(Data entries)
######
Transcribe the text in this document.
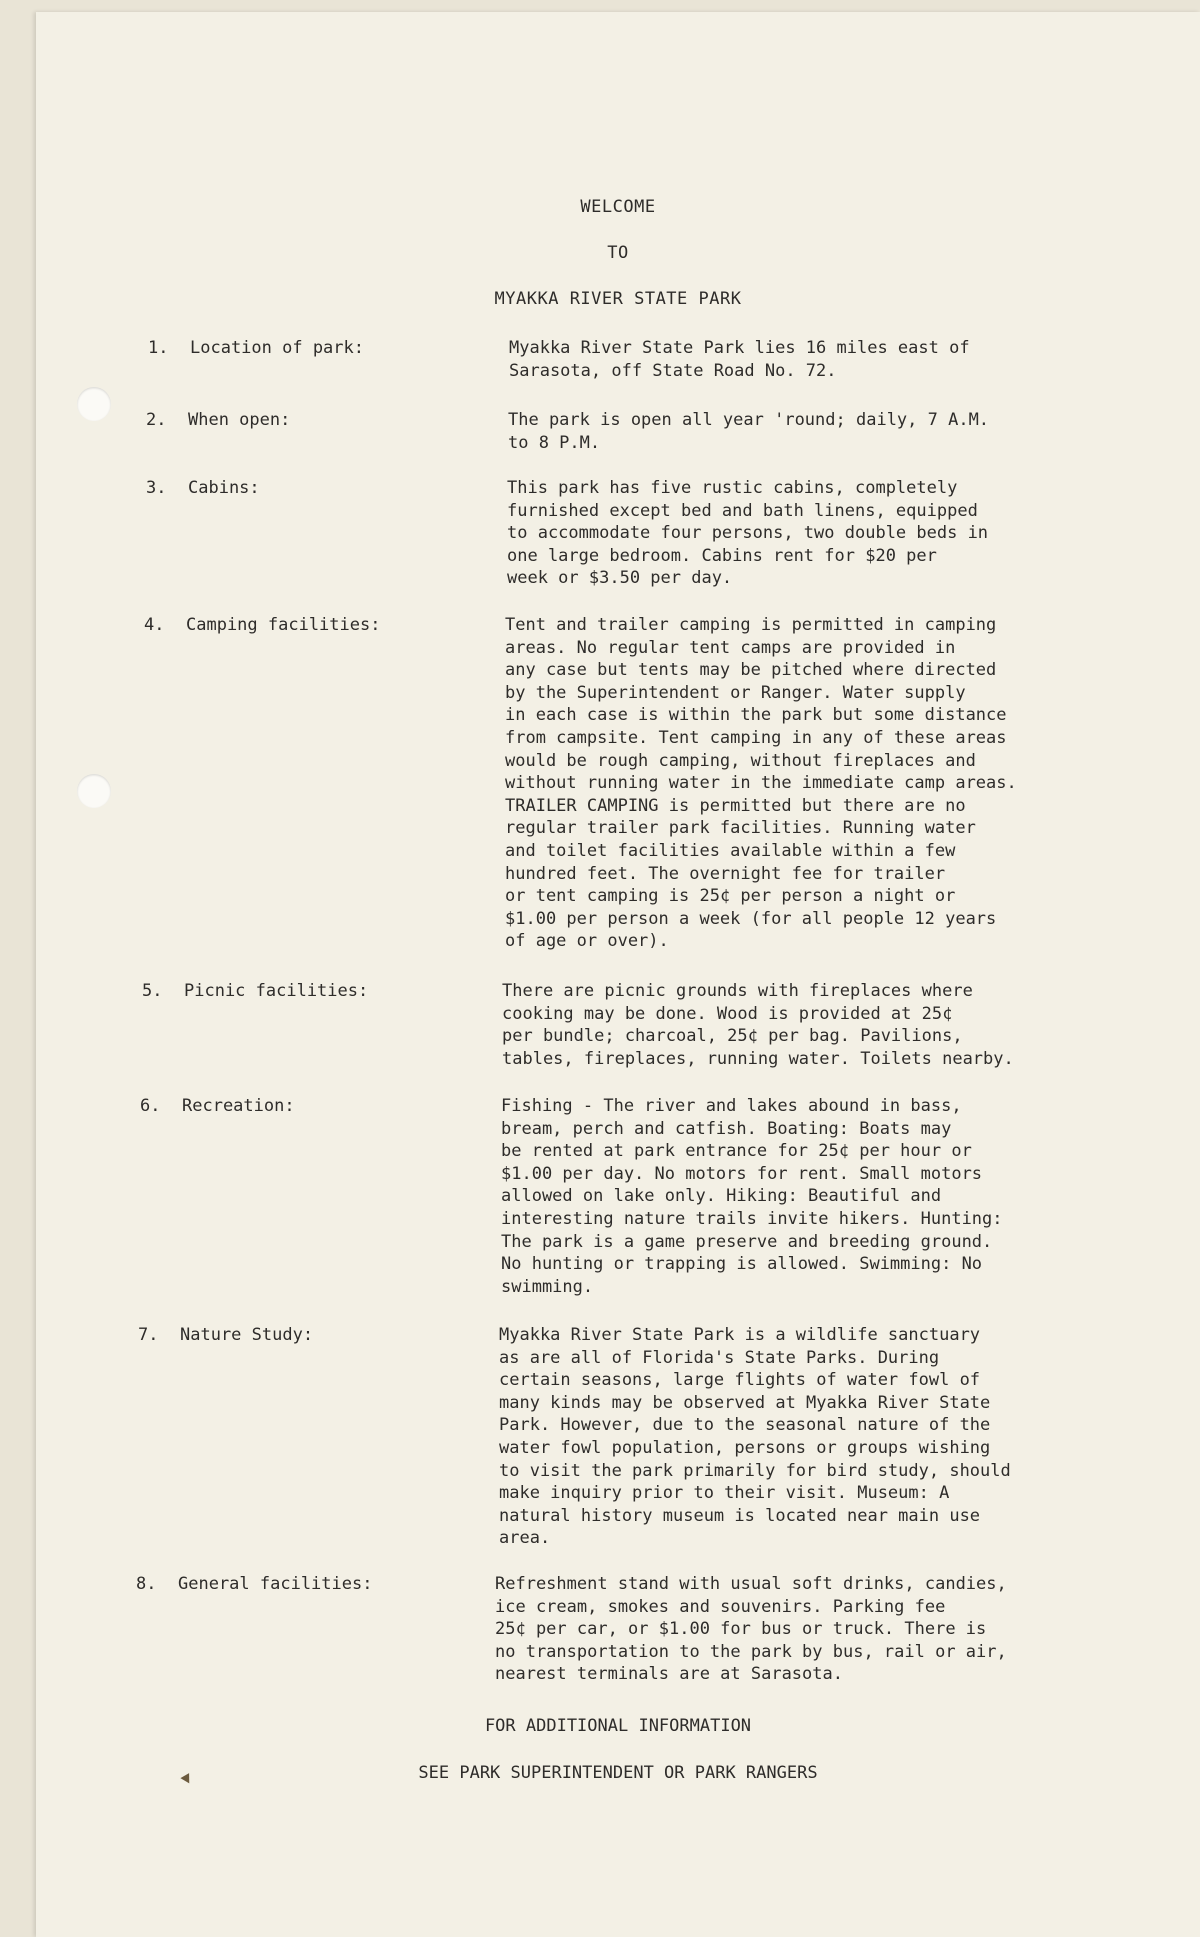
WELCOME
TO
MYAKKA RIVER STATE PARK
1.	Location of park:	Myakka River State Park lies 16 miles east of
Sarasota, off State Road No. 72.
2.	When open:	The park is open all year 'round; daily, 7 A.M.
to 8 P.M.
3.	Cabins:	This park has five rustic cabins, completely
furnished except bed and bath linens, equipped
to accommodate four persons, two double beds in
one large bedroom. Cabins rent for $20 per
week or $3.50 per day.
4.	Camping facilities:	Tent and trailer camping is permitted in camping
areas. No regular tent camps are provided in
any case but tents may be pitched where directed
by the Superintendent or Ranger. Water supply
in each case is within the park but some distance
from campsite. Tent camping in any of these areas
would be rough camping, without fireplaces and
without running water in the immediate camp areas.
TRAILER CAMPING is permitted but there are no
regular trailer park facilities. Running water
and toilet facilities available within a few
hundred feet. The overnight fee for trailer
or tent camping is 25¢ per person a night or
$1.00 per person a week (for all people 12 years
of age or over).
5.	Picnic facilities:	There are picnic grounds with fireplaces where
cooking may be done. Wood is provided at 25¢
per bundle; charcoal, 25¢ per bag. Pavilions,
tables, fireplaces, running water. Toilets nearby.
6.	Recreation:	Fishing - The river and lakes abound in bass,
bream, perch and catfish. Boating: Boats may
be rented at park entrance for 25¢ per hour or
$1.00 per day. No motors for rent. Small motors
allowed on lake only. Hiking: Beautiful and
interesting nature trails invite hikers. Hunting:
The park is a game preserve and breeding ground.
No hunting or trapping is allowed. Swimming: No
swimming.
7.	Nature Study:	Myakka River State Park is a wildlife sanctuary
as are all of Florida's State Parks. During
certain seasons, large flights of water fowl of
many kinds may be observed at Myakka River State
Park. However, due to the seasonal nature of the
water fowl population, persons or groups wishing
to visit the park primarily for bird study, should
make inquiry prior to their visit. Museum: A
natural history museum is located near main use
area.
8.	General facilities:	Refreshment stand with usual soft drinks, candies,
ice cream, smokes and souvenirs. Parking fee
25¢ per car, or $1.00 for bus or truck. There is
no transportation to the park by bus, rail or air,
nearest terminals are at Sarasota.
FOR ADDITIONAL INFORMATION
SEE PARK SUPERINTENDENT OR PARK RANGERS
######
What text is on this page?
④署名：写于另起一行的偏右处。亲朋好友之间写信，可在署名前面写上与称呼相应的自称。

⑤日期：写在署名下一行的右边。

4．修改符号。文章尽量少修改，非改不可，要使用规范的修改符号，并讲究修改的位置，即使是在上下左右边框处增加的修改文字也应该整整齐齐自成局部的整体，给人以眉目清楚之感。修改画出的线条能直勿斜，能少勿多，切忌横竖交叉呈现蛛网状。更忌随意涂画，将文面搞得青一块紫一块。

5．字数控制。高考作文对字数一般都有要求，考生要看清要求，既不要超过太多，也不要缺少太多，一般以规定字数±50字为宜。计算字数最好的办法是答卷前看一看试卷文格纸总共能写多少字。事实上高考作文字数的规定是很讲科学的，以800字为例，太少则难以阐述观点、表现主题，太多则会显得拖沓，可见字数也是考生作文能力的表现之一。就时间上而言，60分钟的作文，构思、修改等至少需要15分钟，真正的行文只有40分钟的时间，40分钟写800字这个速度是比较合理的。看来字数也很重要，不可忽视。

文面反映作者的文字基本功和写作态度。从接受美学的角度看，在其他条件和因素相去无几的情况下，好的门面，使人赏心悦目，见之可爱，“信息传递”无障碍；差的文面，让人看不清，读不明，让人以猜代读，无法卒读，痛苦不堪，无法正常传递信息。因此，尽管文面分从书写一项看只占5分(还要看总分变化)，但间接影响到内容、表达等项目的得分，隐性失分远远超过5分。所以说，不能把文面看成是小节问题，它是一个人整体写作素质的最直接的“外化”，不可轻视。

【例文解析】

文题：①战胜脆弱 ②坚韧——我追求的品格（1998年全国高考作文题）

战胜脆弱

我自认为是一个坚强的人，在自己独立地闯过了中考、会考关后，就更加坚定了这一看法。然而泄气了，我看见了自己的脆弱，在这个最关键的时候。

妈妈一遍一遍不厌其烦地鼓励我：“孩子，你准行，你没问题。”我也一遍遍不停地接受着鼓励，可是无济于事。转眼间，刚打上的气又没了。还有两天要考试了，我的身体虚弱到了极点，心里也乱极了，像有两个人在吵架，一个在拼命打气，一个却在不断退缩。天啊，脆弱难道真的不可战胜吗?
######
Task to carry out:
Say how many lines of the data hold the string "fireplaces". Reply with the number alone.

Full solution:
3